**Stated problem**
Copy every record word for word.

**Material for the task**
================

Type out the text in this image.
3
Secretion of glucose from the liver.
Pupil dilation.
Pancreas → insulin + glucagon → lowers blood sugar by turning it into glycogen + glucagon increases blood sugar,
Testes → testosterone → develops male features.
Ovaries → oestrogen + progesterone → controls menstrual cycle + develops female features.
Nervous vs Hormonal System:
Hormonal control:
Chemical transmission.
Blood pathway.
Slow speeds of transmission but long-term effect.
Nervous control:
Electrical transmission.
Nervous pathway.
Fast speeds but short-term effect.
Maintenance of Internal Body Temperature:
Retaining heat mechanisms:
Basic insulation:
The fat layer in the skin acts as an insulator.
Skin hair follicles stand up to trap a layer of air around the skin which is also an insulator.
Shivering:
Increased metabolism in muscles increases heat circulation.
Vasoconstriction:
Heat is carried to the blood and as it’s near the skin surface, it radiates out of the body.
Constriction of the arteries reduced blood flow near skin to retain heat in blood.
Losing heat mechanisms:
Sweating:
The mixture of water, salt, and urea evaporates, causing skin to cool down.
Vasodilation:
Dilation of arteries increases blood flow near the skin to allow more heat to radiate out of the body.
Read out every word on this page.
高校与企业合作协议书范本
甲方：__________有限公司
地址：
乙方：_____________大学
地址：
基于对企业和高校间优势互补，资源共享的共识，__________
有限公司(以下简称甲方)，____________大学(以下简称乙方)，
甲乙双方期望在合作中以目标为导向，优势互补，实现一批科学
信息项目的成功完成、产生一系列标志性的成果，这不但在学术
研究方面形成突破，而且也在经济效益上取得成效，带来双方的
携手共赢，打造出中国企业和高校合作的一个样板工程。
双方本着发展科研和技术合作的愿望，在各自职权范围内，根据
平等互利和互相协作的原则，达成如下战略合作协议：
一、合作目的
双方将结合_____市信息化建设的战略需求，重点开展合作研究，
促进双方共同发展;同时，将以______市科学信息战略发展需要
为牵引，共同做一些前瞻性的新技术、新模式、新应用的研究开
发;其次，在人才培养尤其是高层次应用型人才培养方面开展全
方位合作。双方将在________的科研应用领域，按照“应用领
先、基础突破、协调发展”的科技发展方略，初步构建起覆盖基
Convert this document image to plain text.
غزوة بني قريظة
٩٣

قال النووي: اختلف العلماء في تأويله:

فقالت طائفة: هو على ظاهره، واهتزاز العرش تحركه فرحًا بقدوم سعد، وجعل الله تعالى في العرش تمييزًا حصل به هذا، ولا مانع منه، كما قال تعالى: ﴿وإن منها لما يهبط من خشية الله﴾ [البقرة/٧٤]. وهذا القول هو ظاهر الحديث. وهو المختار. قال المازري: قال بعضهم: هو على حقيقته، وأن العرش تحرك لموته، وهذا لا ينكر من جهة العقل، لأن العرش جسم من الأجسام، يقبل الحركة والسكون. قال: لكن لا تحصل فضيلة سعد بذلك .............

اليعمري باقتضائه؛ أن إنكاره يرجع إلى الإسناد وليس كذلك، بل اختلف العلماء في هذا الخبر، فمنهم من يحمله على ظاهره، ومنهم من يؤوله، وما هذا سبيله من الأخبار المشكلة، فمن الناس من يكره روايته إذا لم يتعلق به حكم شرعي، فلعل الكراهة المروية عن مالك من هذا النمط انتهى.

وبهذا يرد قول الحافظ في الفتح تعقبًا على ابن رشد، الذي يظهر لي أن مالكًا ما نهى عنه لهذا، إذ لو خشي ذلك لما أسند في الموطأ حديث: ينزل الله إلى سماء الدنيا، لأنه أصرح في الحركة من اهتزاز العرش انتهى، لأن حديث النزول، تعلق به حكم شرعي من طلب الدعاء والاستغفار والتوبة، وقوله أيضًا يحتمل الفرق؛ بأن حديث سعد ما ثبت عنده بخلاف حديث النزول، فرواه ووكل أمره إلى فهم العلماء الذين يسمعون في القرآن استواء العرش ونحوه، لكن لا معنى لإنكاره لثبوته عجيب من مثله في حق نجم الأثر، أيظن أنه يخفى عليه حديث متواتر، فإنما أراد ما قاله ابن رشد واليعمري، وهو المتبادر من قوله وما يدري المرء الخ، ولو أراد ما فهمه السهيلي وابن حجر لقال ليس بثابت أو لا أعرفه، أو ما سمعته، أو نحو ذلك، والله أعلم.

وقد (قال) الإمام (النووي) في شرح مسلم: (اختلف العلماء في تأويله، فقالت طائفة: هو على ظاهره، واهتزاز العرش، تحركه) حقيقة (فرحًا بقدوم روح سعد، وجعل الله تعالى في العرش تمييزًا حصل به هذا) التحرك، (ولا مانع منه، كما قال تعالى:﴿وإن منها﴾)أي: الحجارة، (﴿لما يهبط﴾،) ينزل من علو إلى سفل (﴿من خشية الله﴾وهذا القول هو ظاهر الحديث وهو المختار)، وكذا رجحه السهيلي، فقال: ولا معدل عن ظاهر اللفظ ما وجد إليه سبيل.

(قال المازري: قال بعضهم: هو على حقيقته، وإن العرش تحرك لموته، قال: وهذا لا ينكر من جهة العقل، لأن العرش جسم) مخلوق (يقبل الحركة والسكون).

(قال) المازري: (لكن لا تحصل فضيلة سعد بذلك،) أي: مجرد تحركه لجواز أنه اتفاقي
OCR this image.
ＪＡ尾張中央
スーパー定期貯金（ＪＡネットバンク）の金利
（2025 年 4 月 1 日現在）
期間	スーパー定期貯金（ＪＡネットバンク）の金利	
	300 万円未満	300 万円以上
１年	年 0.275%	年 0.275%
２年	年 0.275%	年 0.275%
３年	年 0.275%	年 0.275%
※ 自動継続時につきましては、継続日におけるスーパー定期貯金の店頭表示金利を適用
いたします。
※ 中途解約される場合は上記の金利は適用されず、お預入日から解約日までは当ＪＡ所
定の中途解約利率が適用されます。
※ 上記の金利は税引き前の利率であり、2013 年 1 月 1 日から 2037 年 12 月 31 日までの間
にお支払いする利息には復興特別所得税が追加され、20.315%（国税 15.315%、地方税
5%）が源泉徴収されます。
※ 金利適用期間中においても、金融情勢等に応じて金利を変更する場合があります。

================

**Result of this task**
Type out the text in this image.
3
Secretion of glucose from the liver.
Pupil dilation.
Pancreas → insulin + glucagon → lowers blood sugar by turning it into glycogen + glucagon increases blood sugar,
Testes → testosterone → develops male features.
Ovaries → oestrogen + progesterone → controls menstrual cycle + develops female features.
Nervous vs Hormonal System:
Hormonal control:
Chemical transmission.
Blood pathway.
Slow speeds of transmission but long-term effect.
Nervous control:
Electrical transmission.
Nervous pathway.
Fast speeds but short-term effect.
Maintenance of Internal Body Temperature:
Retaining heat mechanisms:
Basic insulation:
The fat layer in the skin acts as an insulator.
Skin hair follicles stand up to trap a layer of air around the skin which is also an insulator.
Shivering:
Increased metabolism in muscles increases heat circulation.
Vasoconstriction:
Heat is carried to the blood and as it’s near the skin surface, it radiates out of the body.
Constriction of the arteries reduced blood flow near skin to retain heat in blood.
Losing heat mechanisms:
Sweating:
The mixture of water, salt, and urea evaporates, causing skin to cool down.
Vasodilation:
Dilation of arteries increases blood flow near the skin to allow more heat to radiate out of the body.
Read out every word on this page.
高校与企业合作协议书范本
甲方：__________有限公司
地址：
乙方：_____________大学
地址：
基于对企业和高校间优势互补，资源共享的共识，__________
有限公司(以下简称甲方)，____________大学(以下简称乙方)，
甲乙双方期望在合作中以目标为导向，优势互补，实现一批科学
信息项目的成功完成、产生一系列标志性的成果，这不但在学术
研究方面形成突破，而且也在经济效益上取得成效，带来双方的
携手共赢，打造出中国企业和高校合作的一个样板工程。
双方本着发展科研和技术合作的愿望，在各自职权范围内，根据
平等互利和互相协作的原则，达成如下战略合作协议：
一、合作目的
双方将结合_____市信息化建设的战略需求，重点开展合作研究，
促进双方共同发展;同时，将以______市科学信息战略发展需要
为牵引，共同做一些前瞻性的新技术、新模式、新应用的研究开
发;其次，在人才培养尤其是高层次应用型人才培养方面开展全
方位合作。双方将在________的科研应用领域，按照“应用领
先、基础突破、协调发展”的科技发展方略，初步构建起覆盖基
Convert this document image to plain text.
غزوة بني قريظة
٩٣

قال النووي: اختلف العلماء في تأويله:

فقالت طائفة: هو على ظاهره، واهتزاز العرش تحركه فرحًا بقدوم سعد، وجعل الله تعالى في العرش تمييزًا حصل به هذا، ولا مانع منه، كما قال تعالى: ﴿وإن منها لما يهبط من خشية الله﴾ [البقرة/٧٤]. وهذا القول هو ظاهر الحديث. وهو المختار. قال المازري: قال بعضهم: هو على حقيقته، وأن العرش تحرك لموته، وهذا لا ينكر من جهة العقل، لأن العرش جسم من الأجسام، يقبل الحركة والسكون. قال: لكن لا تحصل فضيلة سعد بذلك .............

اليعمري باقتضائه؛ أن إنكاره يرجع إلى الإسناد وليس كذلك، بل اختلف العلماء في هذا الخبر، فمنهم من يحمله على ظاهره، ومنهم من يؤوله، وما هذا سبيله من الأخبار المشكلة، فمن الناس من يكره روايته إذا لم يتعلق به حكم شرعي، فلعل الكراهة المروية عن مالك من هذا النمط انتهى.

وبهذا يرد قول الحافظ في الفتح تعقبًا على ابن رشد، الذي يظهر لي أن مالكًا ما نهى عنه لهذا، إذ لو خشي ذلك لما أسند في الموطأ حديث: ينزل الله إلى سماء الدنيا، لأنه أصرح في الحركة من اهتزاز العرش انتهى، لأن حديث النزول، تعلق به حكم شرعي من طلب الدعاء والاستغفار والتوبة، وقوله أيضًا يحتمل الفرق؛ بأن حديث سعد ما ثبت عنده بخلاف حديث النزول، فرواه ووكل أمره إلى فهم العلماء الذين يسمعون في القرآن استواء العرش ونحوه، لكن لا معنى لإنكاره لثبوته عجيب من مثله في حق نجم الأثر، أيظن أنه يخفى عليه حديث متواتر، فإنما أراد ما قاله ابن رشد واليعمري، وهو المتبادر من قوله وما يدري المرء الخ، ولو أراد ما فهمه السهيلي وابن حجر لقال ليس بثابت أو لا أعرفه، أو ما سمعته، أو نحو ذلك، والله أعلم.

وقد (قال) الإمام (النووي) في شرح مسلم: (اختلف العلماء في تأويله، فقالت طائفة: هو على ظاهره، واهتزاز العرش، تحركه) حقيقة (فرحًا بقدوم روح سعد، وجعل الله تعالى في العرش تمييزًا حصل به هذا) التحرك، (ولا مانع منه، كما قال تعالى:﴿وإن منها﴾)أي: الحجارة، (﴿لما يهبط﴾،) ينزل من علو إلى سفل (﴿من خشية الله﴾وهذا القول هو ظاهر الحديث وهو المختار)، وكذا رجحه السهيلي، فقال: ولا معدل عن ظاهر اللفظ ما وجد إليه سبيل.

(قال المازري: قال بعضهم: هو على حقيقته، وإن العرش تحرك لموته، قال: وهذا لا ينكر من جهة العقل، لأن العرش جسم) مخلوق (يقبل الحركة والسكون).

(قال) المازري: (لكن لا تحصل فضيلة سعد بذلك،) أي: مجرد تحركه لجواز أنه اتفاقي
OCR this image.
ＪＡ尾張中央
スーパー定期貯金（ＪＡネットバンク）の金利
（2025 年 4 月 1 日現在）
期間	スーパー定期貯金（ＪＡネットバンク）の金利	
	300 万円未満	300 万円以上
１年	年 0.275%	年 0.275%
２年	年 0.275%	年 0.275%
３年	年 0.275%	年 0.275%
※ 自動継続時につきましては、継続日におけるスーパー定期貯金の店頭表示金利を適用
いたします。
※ 中途解約される場合は上記の金利は適用されず、お預入日から解約日までは当ＪＡ所
定の中途解約利率が適用されます。
※ 上記の金利は税引き前の利率であり、2013 年 1 月 1 日から 2037 年 12 月 31 日までの間
にお支払いする利息には復興特別所得税が追加され、20.315%（国税 15.315%、地方税
5%）が源泉徴収されます。
※ 金利適用期間中においても、金融情勢等に応じて金利を変更する場合があります。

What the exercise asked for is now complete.